- **REQUIRED TASK**
All of the records listed below should be retyped exactly.

- **MATERIAL FOR THIS TASK**
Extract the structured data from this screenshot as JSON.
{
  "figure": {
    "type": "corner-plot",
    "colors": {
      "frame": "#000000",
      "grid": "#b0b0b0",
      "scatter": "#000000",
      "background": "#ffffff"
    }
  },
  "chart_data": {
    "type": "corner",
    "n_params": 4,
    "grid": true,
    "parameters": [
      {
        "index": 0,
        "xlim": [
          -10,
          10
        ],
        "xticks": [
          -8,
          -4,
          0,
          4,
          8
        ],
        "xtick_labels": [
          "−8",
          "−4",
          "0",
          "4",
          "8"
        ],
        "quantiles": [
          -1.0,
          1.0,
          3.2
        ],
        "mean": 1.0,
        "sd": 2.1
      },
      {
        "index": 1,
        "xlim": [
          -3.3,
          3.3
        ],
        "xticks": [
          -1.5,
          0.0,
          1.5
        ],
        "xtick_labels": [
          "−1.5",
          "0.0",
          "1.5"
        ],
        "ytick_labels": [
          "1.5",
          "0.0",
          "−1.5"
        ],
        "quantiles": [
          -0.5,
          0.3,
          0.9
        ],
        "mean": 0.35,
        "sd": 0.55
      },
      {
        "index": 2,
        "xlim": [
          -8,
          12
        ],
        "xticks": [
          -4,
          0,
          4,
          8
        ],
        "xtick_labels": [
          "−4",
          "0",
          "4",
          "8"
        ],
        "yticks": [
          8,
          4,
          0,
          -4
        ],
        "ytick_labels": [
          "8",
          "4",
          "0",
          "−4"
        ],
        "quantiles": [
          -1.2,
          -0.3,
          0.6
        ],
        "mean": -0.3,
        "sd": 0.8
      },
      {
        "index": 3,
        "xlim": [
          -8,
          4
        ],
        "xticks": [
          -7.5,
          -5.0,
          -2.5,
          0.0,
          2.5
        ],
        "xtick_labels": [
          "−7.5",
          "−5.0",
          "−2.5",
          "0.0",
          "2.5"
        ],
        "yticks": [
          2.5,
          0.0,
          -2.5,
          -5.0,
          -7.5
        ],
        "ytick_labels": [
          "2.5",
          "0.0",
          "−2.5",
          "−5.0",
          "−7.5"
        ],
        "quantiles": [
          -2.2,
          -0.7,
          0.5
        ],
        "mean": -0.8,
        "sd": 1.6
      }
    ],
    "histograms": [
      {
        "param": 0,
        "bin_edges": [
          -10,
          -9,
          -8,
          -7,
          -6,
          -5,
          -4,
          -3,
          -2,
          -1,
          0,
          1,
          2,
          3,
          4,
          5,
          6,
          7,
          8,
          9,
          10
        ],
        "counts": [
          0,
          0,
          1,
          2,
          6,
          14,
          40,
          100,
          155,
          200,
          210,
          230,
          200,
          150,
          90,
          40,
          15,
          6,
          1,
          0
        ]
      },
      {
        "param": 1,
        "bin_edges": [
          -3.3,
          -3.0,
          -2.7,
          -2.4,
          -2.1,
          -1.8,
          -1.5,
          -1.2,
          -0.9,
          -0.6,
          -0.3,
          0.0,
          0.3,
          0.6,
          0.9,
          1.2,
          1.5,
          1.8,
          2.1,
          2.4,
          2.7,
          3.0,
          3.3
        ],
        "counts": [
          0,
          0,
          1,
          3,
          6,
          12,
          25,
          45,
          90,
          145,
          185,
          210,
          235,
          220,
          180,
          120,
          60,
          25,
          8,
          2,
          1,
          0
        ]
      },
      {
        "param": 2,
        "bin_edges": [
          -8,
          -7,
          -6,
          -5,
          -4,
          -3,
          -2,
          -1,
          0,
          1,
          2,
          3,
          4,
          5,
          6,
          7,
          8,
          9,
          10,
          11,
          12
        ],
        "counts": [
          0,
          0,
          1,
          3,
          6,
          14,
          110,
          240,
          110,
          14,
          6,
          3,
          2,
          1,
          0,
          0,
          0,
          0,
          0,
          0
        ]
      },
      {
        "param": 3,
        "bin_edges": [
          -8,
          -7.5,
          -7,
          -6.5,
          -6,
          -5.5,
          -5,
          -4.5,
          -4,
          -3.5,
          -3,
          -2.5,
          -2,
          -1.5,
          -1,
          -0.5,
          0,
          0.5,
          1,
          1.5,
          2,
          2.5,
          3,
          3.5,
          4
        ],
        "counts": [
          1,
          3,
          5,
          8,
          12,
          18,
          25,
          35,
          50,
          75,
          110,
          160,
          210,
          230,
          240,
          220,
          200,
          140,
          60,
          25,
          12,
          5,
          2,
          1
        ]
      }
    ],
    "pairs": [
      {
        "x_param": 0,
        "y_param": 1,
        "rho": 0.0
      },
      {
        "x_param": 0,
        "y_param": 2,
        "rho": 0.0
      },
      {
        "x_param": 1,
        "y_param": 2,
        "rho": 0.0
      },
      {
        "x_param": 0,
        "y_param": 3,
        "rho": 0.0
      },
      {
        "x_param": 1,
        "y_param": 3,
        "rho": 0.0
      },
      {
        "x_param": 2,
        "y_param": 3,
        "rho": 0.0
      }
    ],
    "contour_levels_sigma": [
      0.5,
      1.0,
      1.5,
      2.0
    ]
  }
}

- **REPLY TO THE TASK**
Extract the structured data from this screenshot as JSON.
{
  "figure": {
    "type": "corner-plot",
    "colors": {
      "frame": "#000000",
      "grid": "#b0b0b0",
      "scatter": "#000000",
      "background": "#ffffff"
    }
  },
  "chart_data": {
    "type": "corner",
    "n_params": 4,
    "grid": true,
    "parameters": [
      {
        "index": 0,
        "xlim": [
          -10,
          10
        ],
        "xticks": [
          -8,
          -4,
          0,
          4,
          8
        ],
        "xtick_labels": [
          "−8",
          "−4",
          "0",
          "4",
          "8"
        ],
        "quantiles": [
          -1.0,
          1.0,
          3.2
        ],
        "mean": 1.0,
        "sd": 2.1
      },
      {
        "index": 1,
        "xlim": [
          -3.3,
          3.3
        ],
        "xticks": [
          -1.5,
          0.0,
          1.5
        ],
        "xtick_labels": [
          "−1.5",
          "0.0",
          "1.5"
        ],
        "ytick_labels": [
          "1.5",
          "0.0",
          "−1.5"
        ],
        "quantiles": [
          -0.5,
          0.3,
          0.9
        ],
        "mean": 0.35,
        "sd": 0.55
      },
      {
        "index": 2,
        "xlim": [
          -8,
          12
        ],
        "xticks": [
          -4,
          0,
          4,
          8
        ],
        "xtick_labels": [
          "−4",
          "0",
          "4",
          "8"
        ],
        "yticks": [
          8,
          4,
          0,
          -4
        ],
        "ytick_labels": [
          "8",
          "4",
          "0",
          "−4"
        ],
        "quantiles": [
          -1.2,
          -0.3,
          0.6
        ],
        "mean": -0.3,
        "sd": 0.8
      },
      {
        "index": 3,
        "xlim": [
          -8,
          4
        ],
        "xticks": [
          -7.5,
          -5.0,
          -2.5,
          0.0,
          2.5
        ],
        "xtick_labels": [
          "−7.5",
          "−5.0",
          "−2.5",
          "0.0",
          "2.5"
        ],
        "yticks": [
          2.5,
          0.0,
          -2.5,
          -5.0,
          -7.5
        ],
        "ytick_labels": [
          "2.5",
          "0.0",
          "−2.5",
          "−5.0",
          "−7.5"
        ],
        "quantiles": [
          -2.2,
          -0.7,
          0.5
        ],
        "mean": -0.8,
        "sd": 1.6
      }
    ],
    "histograms": [
      {
        "param": 0,
        "bin_edges": [
          -10,
          -9,
          -8,
          -7,
          -6,
          -5,
          -4,
          -3,
          -2,
          -1,
          0,
          1,
          2,
          3,
          4,
          5,
          6,
          7,
          8,
          9,
          10
        ],
        "counts": [
          0,
          0,
          1,
          2,
          6,
          14,
          40,
          100,
          155,
          200,
          210,
          230,
          200,
          150,
          90,
          40,
          15,
          6,
          1,
          0
        ]
      },
      {
        "param": 1,
        "bin_edges": [
          -3.3,
          -3.0,
          -2.7,
          -2.4,
          -2.1,
          -1.8,
          -1.5,
          -1.2,
          -0.9,
          -0.6,
          -0.3,
          0.0,
          0.3,
          0.6,
          0.9,
          1.2,
          1.5,
          1.8,
          2.1,
          2.4,
          2.7,
          3.0,
          3.3
        ],
        "counts": [
          0,
          0,
          1,
          3,
          6,
          12,
          25,
          45,
          90,
          145,
          185,
          210,
          235,
          220,
          180,
          120,
          60,
          25,
          8,
          2,
          1,
          0
        ]
      },
      {
        "param": 2,
        "bin_edges": [
          -8,
          -7,
          -6,
          -5,
          -4,
          -3,
          -2,
          -1,
          0,
          1,
          2,
          3,
          4,
          5,
          6,
          7,
          8,
          9,
          10,
          11,
          12
        ],
        "counts": [
          0,
          0,
          1,
          3,
          6,
          14,
          110,
          240,
          110,
          14,
          6,
          3,
          2,
          1,
          0,
          0,
          0,
          0,
          0,
          0
        ]
      },
      {
        "param": 3,
        "bin_edges": [
          -8,
          -7.5,
          -7,
          -6.5,
          -6,
          -5.5,
          -5,
          -4.5,
          -4,
          -3.5,
          -3,
          -2.5,
          -2,
          -1.5,
          -1,
          -0.5,
          0,
          0.5,
          1,
          1.5,
          2,
          2.5,
          3,
          3.5,
          4
        ],
        "counts": [
          1,
          3,
          5,
          8,
          12,
          18,
          25,
          35,
          50,
          75,
          110,
          160,
          210,
          230,
          240,
          220,
          200,
          140,
          60,
          25,
          12,
          5,
          2,
          1
        ]
      }
    ],
    "pairs": [
      {
        "x_param": 0,
        "y_param": 1,
        "rho": 0.0
      },
      {
        "x_param": 0,
        "y_param": 2,
        "rho": 0.0
      },
      {
        "x_param": 1,
        "y_param": 2,
        "rho": 0.0
      },
      {
        "x_param": 0,
        "y_param": 3,
        "rho": 0.0
      },
      {
        "x_param": 1,
        "y_param": 3,
        "rho": 0.0
      },
      {
        "x_param": 2,
        "y_param": 3,
        "rho": 0.0
      }
    ],
    "contour_levels_sigma": [
      0.5,
      1.0,
      1.5,
      2.0
    ]
  }
}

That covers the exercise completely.